— start —

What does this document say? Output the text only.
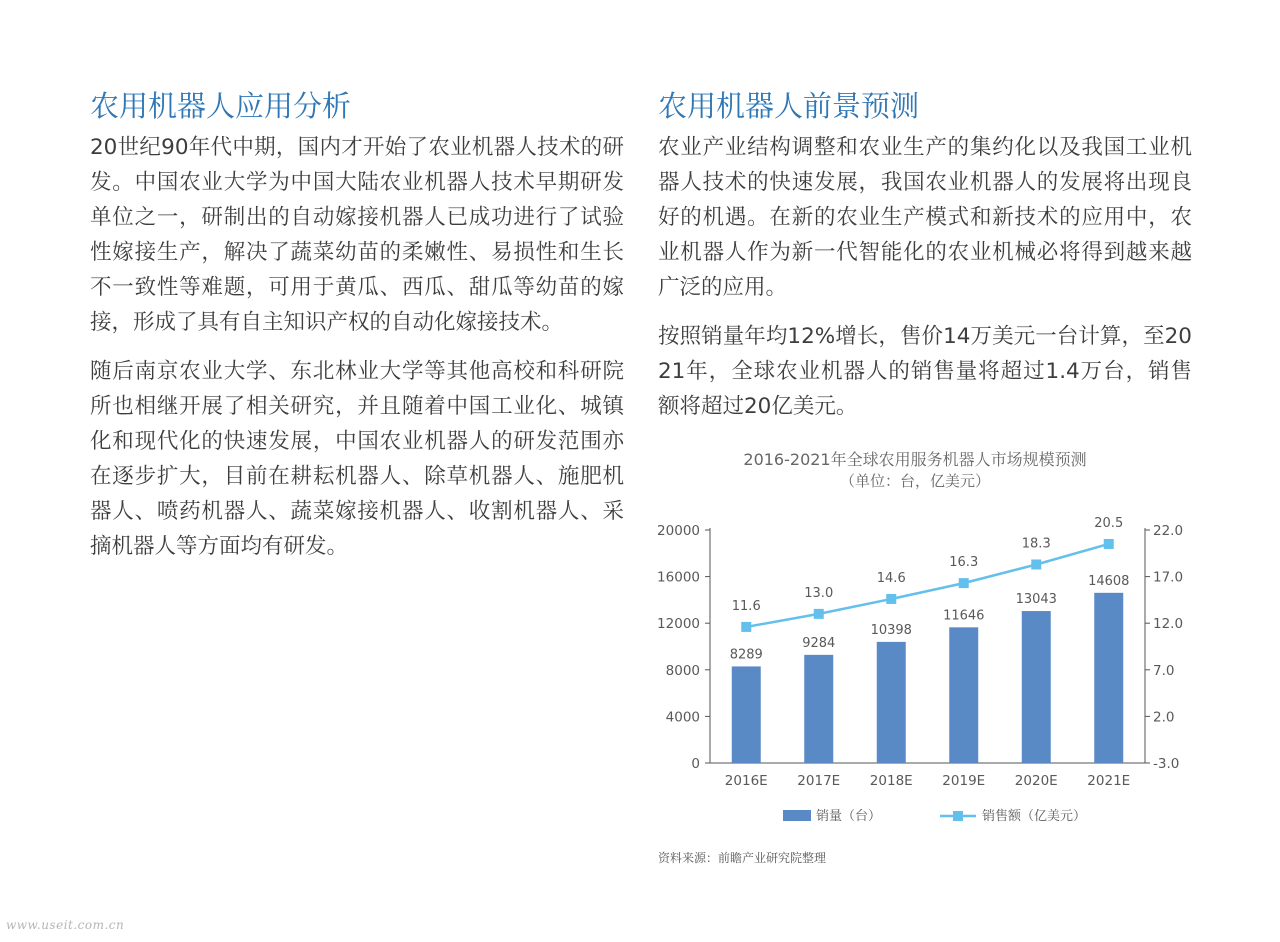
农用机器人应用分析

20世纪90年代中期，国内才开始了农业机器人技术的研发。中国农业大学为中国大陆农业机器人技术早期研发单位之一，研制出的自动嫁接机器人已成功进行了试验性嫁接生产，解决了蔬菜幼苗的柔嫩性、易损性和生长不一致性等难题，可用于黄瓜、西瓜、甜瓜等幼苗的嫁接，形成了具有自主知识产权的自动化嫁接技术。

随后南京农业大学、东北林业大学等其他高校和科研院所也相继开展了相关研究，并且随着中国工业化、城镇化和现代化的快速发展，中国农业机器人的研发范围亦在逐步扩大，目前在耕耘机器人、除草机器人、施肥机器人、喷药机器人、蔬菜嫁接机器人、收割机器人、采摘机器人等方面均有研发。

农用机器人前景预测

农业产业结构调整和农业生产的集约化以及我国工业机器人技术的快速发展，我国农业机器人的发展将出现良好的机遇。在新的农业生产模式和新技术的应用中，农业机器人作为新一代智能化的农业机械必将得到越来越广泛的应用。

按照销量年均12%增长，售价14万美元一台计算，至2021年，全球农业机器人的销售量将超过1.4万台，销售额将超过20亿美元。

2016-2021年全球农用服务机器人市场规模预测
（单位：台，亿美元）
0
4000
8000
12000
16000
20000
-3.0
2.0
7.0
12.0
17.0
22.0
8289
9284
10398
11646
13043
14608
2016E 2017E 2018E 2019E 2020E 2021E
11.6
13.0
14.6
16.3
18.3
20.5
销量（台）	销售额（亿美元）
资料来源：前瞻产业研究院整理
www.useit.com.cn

— end —

Exercise description »
All of the material above is to be copied exactly, except for its images.

Written answer »
What does this document say? Output the text only.
农用机器人应用分析

20世纪90年代中期，国内才开始了农业机器人技术的研发。中国农业大学为中国大陆农业机器人技术早期研发单位之一，研制出的自动嫁接机器人已成功进行了试验性嫁接生产，解决了蔬菜幼苗的柔嫩性、易损性和生长不一致性等难题，可用于黄瓜、西瓜、甜瓜等幼苗的嫁接，形成了具有自主知识产权的自动化嫁接技术。

随后南京农业大学、东北林业大学等其他高校和科研院所也相继开展了相关研究，并且随着中国工业化、城镇化和现代化的快速发展，中国农业机器人的研发范围亦在逐步扩大，目前在耕耘机器人、除草机器人、施肥机器人、喷药机器人、蔬菜嫁接机器人、收割机器人、采摘机器人等方面均有研发。

农用机器人前景预测

农业产业结构调整和农业生产的集约化以及我国工业机器人技术的快速发展，我国农业机器人的发展将出现良好的机遇。在新的农业生产模式和新技术的应用中，农业机器人作为新一代智能化的农业机械必将得到越来越广泛的应用。

按照销量年均12%增长，售价14万美元一台计算，至2021年，全球农业机器人的销售量将超过1.4万台，销售额将超过20亿美元。

2016-2021年全球农用服务机器人市场规模预测
（单位：台，亿美元）
0
4000
8000
12000
16000
20000
-3.0
2.0
7.0
12.0
17.0
22.0
8289
9284
10398
11646
13043
14608
2016E 2017E 2018E 2019E 2020E 2021E
11.6
13.0
14.6
16.3
18.3
20.5
销量（台）	销售额（亿美元）
资料来源：前瞻产业研究院整理
www.useit.com.cn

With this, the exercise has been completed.